
    The complaints about the glossy screen are incredibly overblown IMO. I (and many others I've found online) was of the opinion that the glossy screen is terrible. But early this year when I was buying my MacBook Pro, I read a lot online and then went to the store. I decided to go with the glossy screen and I love it. Unless you'll always be using your laptop with a light or window right behind you, you never really notice it.

    I would guess that most of the complaints you read online are from people who've never really used the glossy screen for a serious amount of time and just assume that this reflective finish must suck. But seriously, go see for yourself. What are you listening to people on the internet for? I know mine is beautiful.
    Reply
  • Griswold - Friday, October 17, 2008 - link

    "Unless you'll always be using your laptop with a light or window right behind you, you never really notice it. "

    You make no sense at all. A notebook is a portable device I want to use everywhere - also and especially outside my own house. Glossy screens are a failure there. Glossy screens can work just fine on a desktop system if the environment is right, but its as dumb as it can get for a notebook, because not everyone, like you, will use it on the same table in the same position every day. Period.

**Questions to answer**
1/ In one to three sentences, explain why Griswold, in the glossy screen discussion, says glossy screens are a failure on a notebook even though they can work on a desktop.
2/ Continue the glossy screen discussion, starting after Griswold's comment ends.
The lines that follow have nothing to do with the tasks here.

**Record set**

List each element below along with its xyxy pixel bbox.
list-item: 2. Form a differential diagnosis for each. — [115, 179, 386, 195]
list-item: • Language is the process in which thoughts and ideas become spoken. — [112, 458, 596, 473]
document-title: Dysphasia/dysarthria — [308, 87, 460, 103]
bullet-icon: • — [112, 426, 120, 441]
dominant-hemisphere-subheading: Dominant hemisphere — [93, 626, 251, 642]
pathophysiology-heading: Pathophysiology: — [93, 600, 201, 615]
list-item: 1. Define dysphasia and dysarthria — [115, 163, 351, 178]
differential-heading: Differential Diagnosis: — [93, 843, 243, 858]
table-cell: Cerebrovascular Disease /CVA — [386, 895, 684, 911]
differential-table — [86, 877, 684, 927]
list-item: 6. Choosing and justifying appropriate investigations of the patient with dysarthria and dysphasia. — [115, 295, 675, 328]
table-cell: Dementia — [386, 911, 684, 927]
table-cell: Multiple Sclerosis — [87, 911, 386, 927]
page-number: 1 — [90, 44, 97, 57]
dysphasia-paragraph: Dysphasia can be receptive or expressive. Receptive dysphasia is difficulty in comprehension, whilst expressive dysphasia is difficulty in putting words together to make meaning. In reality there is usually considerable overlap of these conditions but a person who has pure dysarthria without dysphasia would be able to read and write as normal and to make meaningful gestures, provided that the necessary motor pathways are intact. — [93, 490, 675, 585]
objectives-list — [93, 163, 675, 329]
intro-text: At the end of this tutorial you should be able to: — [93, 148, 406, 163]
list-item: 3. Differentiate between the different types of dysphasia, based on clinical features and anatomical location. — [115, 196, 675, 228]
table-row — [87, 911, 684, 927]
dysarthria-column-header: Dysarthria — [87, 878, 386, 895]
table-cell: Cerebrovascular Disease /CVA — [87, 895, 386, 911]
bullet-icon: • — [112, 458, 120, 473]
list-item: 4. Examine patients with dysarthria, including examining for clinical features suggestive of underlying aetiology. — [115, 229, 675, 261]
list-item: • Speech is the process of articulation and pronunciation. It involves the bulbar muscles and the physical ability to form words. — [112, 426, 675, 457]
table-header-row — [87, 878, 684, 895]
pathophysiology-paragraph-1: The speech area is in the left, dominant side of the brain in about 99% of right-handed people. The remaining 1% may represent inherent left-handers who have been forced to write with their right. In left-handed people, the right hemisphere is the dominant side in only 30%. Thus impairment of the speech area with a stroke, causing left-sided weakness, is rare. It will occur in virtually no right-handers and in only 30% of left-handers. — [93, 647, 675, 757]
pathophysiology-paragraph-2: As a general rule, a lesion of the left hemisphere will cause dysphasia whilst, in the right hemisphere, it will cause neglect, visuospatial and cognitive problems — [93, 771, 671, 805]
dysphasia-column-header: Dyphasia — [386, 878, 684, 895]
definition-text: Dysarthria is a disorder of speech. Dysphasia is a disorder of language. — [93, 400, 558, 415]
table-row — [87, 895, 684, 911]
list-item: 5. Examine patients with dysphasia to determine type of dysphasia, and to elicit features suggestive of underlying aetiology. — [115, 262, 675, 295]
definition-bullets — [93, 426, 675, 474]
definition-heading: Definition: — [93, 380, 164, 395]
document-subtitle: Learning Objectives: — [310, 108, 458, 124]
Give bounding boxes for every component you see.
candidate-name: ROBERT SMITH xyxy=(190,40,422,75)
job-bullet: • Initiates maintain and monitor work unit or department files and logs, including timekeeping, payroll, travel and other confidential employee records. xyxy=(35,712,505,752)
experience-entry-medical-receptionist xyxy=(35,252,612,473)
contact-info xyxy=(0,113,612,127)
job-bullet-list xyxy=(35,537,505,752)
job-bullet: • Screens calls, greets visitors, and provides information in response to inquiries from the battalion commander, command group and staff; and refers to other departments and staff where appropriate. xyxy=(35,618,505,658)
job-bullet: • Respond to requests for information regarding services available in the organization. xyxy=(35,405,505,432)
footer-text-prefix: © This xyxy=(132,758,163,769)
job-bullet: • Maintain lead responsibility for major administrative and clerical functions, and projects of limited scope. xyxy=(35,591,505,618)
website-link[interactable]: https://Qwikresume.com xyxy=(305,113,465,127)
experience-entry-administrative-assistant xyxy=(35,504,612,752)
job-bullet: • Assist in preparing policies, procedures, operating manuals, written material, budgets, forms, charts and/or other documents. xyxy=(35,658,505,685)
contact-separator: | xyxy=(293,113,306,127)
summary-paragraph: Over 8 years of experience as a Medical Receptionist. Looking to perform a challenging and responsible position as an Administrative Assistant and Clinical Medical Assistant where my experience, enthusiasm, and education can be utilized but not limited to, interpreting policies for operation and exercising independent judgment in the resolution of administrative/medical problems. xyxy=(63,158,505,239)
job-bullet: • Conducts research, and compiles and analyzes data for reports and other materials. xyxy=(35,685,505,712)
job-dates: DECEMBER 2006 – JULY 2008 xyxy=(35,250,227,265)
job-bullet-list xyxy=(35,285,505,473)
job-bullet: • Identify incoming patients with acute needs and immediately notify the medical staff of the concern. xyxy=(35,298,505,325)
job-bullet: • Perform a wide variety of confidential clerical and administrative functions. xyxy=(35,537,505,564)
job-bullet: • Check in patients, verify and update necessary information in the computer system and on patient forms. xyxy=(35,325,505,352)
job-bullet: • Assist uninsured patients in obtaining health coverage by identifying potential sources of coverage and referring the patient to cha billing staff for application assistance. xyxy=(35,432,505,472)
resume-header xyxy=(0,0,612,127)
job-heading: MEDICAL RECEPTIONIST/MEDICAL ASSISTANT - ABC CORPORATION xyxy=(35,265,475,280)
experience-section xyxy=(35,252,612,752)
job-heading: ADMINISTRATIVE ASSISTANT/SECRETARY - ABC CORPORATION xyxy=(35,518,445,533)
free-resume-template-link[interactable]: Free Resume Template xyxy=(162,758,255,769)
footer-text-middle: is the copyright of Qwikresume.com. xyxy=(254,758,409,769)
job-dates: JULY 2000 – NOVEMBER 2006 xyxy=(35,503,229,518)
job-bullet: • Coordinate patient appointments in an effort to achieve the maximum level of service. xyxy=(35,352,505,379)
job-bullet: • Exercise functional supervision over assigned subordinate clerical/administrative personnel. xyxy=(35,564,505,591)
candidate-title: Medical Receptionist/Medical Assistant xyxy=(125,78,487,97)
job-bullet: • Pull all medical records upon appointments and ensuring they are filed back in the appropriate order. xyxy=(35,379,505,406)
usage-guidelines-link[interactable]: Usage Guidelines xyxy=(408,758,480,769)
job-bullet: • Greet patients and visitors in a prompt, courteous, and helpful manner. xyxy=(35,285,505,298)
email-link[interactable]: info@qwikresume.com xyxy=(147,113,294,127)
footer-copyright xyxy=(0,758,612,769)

**Activity answers**
1/ A notebook is a portable device meant to be used everywhere, especially outside the owner's house, and glossy screens fail there. Unlike a desktop in a suitable environment, a notebook isn't always used on the same table in the same position every day.

2/
    Reply
  • code65536 - Wednesday, October 15, 2008 - link

    > Unless you'll always be using your laptop with a light
    > or window right behind you, you never really notice it.
    >
    That's like saying, "unless you find yourself using your laptop far away from a power supply for very long periods of time, 5 hours of battery life ought to be enough for anyone." Sure, that might apply in many cases, but I still want the flexibility and robustness of a matte screen so that when I do encounter adverse lighting, things still work fine.

    And I'm surprised at how many defenders of glossy use the "you must have never seen one before" line. Well, I used to have a glossy screen. And it was so unbearable that I actually went through the trouble (and it was a LOT of trouble) to get the screen replaced with a matte screen.
    Reply
  • JarredWalton - Wednesday, October 15, 2008 - link

    Honestly, there's a lot more to an LCD than the glossy vs. matte discussion. In fact, I know Anand is happy to see the new specs, but I'm not convinced the new MacBook will actually have a display that's on par with the Pro - we'll see when he gets a chance to actually test it in person.

    One of my major complaints with laptop LCDs is contrast ratio and color gamut. I have yet to test anything that comes anywhere near the ASUS G2P I tested over two years ago, which still falls behind pretty much every single desktop LCD I've tested.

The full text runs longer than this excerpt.